**Short exercise**: Look through the data below. Pick out the lines holding the string "Mean".

**Material shown**:
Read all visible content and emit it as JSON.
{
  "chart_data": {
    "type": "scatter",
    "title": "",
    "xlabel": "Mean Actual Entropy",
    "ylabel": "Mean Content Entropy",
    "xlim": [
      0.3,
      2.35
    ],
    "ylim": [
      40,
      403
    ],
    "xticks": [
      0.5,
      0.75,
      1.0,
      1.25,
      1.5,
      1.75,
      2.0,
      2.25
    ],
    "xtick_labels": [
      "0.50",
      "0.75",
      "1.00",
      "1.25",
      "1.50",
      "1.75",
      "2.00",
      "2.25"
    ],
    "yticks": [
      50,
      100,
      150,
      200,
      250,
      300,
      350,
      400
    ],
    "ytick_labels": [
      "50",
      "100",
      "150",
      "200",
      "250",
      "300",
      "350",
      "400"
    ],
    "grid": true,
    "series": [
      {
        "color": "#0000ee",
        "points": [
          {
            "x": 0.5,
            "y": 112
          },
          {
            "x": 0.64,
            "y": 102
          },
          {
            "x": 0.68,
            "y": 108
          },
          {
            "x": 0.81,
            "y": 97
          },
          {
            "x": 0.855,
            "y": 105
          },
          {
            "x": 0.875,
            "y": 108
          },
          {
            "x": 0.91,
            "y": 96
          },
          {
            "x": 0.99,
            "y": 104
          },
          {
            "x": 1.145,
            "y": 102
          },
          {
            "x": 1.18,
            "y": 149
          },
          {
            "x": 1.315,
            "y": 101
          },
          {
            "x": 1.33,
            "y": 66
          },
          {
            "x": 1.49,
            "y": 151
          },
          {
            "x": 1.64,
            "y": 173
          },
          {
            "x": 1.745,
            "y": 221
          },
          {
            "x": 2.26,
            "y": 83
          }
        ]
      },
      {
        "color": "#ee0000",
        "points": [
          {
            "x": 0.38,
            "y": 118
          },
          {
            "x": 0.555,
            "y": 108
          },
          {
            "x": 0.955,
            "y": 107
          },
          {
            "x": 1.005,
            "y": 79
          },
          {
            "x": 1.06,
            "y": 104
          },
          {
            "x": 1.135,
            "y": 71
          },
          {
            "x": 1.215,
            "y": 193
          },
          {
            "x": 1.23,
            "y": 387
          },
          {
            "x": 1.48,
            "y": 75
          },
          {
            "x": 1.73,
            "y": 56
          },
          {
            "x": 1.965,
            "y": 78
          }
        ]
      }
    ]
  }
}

**Response for this exercise**:
    "xlabel": "Mean Actual Entropy",
    "ylabel": "Mean Content Entropy",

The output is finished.